[Stored records]
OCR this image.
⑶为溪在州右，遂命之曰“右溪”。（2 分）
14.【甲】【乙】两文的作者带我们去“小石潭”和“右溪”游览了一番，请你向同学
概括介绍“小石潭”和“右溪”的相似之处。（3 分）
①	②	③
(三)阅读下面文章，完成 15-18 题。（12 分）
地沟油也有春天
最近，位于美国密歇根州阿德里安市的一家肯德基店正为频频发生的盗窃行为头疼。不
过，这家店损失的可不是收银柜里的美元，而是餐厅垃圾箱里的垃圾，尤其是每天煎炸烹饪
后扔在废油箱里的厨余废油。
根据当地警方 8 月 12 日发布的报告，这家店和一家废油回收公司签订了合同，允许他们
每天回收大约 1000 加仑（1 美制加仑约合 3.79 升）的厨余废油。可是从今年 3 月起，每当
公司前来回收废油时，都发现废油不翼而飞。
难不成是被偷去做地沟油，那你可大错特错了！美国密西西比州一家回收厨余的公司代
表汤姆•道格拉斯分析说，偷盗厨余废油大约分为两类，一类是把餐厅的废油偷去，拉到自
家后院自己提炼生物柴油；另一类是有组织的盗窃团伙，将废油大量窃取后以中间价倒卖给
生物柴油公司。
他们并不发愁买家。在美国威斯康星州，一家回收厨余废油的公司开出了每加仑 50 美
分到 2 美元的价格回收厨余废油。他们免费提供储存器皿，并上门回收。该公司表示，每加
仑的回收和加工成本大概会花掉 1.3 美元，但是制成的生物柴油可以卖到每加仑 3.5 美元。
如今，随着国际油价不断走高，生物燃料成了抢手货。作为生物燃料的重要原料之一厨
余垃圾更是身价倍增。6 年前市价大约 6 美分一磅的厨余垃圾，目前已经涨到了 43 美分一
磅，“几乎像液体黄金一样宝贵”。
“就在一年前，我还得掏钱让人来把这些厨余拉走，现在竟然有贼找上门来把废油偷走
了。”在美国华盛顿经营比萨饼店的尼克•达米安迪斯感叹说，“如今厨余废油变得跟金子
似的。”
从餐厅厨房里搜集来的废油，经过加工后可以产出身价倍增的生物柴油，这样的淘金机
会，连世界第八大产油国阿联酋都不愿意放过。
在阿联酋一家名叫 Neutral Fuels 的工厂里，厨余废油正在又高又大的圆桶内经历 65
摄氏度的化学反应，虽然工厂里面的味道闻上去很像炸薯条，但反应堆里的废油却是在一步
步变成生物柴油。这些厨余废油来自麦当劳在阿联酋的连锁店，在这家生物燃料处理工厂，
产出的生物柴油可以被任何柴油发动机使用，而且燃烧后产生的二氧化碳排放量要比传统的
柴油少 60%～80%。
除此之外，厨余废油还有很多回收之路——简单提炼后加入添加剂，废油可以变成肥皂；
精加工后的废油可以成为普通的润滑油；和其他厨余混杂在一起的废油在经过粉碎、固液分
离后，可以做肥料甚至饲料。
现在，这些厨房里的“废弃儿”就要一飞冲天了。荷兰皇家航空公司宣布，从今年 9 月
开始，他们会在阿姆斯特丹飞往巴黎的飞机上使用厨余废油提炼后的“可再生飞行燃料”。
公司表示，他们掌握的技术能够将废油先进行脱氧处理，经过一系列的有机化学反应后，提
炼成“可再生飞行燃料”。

WHAT YOU SHOULD DO:
Word for word, extract all the records.

EXERCISE RESULT:
OCR this image.
⑶为溪在州右，遂命之曰“右溪”。（2 分）
14.【甲】【乙】两文的作者带我们去“小石潭”和“右溪”游览了一番，请你向同学
概括介绍“小石潭”和“右溪”的相似之处。（3 分）
①	②	③
(三)阅读下面文章，完成 15-18 题。（12 分）
地沟油也有春天
最近，位于美国密歇根州阿德里安市的一家肯德基店正为频频发生的盗窃行为头疼。不
过，这家店损失的可不是收银柜里的美元，而是餐厅垃圾箱里的垃圾，尤其是每天煎炸烹饪
后扔在废油箱里的厨余废油。
根据当地警方 8 月 12 日发布的报告，这家店和一家废油回收公司签订了合同，允许他们
每天回收大约 1000 加仑（1 美制加仑约合 3.79 升）的厨余废油。可是从今年 3 月起，每当
公司前来回收废油时，都发现废油不翼而飞。
难不成是被偷去做地沟油，那你可大错特错了！美国密西西比州一家回收厨余的公司代
表汤姆•道格拉斯分析说，偷盗厨余废油大约分为两类，一类是把餐厅的废油偷去，拉到自
家后院自己提炼生物柴油；另一类是有组织的盗窃团伙，将废油大量窃取后以中间价倒卖给
生物柴油公司。
他们并不发愁买家。在美国威斯康星州，一家回收厨余废油的公司开出了每加仑 50 美
分到 2 美元的价格回收厨余废油。他们免费提供储存器皿，并上门回收。该公司表示，每加
仑的回收和加工成本大概会花掉 1.3 美元，但是制成的生物柴油可以卖到每加仑 3.5 美元。
如今，随着国际油价不断走高，生物燃料成了抢手货。作为生物燃料的重要原料之一厨
余垃圾更是身价倍增。6 年前市价大约 6 美分一磅的厨余垃圾，目前已经涨到了 43 美分一
磅，“几乎像液体黄金一样宝贵”。
“就在一年前，我还得掏钱让人来把这些厨余拉走，现在竟然有贼找上门来把废油偷走
了。”在美国华盛顿经营比萨饼店的尼克•达米安迪斯感叹说，“如今厨余废油变得跟金子
似的。”
从餐厅厨房里搜集来的废油，经过加工后可以产出身价倍增的生物柴油，这样的淘金机
会，连世界第八大产油国阿联酋都不愿意放过。
在阿联酋一家名叫 Neutral Fuels 的工厂里，厨余废油正在又高又大的圆桶内经历 65
摄氏度的化学反应，虽然工厂里面的味道闻上去很像炸薯条，但反应堆里的废油却是在一步
步变成生物柴油。这些厨余废油来自麦当劳在阿联酋的连锁店，在这家生物燃料处理工厂，
产出的生物柴油可以被任何柴油发动机使用，而且燃烧后产生的二氧化碳排放量要比传统的
柴油少 60%～80%。
除此之外，厨余废油还有很多回收之路——简单提炼后加入添加剂，废油可以变成肥皂；
精加工后的废油可以成为普通的润滑油；和其他厨余混杂在一起的废油在经过粉碎、固液分
离后，可以做肥料甚至饲料。
现在，这些厨房里的“废弃儿”就要一飞冲天了。荷兰皇家航空公司宣布，从今年 9 月
开始，他们会在阿姆斯特丹飞往巴黎的飞机上使用厨余废油提炼后的“可再生飞行燃料”。
公司表示，他们掌握的技术能够将废油先进行脱氧处理，经过一系列的有机化学反应后，提
炼成“可再生飞行燃料”。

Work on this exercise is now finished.